▶ PROMPT
Copy all lines holding the word "julkaisi" from the entries.

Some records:
** Start **
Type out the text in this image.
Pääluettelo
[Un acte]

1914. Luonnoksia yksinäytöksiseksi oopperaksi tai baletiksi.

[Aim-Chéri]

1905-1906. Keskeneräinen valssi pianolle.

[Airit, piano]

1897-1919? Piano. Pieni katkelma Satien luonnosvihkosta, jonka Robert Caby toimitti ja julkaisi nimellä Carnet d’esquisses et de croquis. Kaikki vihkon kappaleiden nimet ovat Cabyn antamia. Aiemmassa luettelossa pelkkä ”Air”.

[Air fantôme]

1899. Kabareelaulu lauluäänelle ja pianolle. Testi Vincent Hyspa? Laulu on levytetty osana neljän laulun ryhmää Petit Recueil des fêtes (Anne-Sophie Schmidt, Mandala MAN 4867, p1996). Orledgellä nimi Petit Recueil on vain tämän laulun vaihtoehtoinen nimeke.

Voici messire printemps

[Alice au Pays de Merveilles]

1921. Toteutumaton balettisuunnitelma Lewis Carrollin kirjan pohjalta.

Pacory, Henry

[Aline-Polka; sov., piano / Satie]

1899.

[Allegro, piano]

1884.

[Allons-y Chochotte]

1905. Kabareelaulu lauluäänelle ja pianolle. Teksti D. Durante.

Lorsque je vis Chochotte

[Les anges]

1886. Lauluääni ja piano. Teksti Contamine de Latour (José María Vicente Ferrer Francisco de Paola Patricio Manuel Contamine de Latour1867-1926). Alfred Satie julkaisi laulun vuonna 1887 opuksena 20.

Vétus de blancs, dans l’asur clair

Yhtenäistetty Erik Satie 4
** End **
▶ EXERCISE RESPONSE
1897-1919? Piano. Pieni katkelma Satien luonnosvihkosta, jonka Robert Caby toimitti ja julkaisi nimellä Carnet d’esquisses et de croquis. Kaikki vihkon kappaleiden nimet ovat Cabyn antamia. Aiemmassa luettelossa pelkkä ”Air”.
1886. Lauluääni ja piano. Teksti Contamine de Latour (José María Vicente Ferrer Francisco de Paola Patricio Manuel Contamine de Latour1867-1926). Alfred Satie julkaisi laulun vuonna 1887 opuksena 20.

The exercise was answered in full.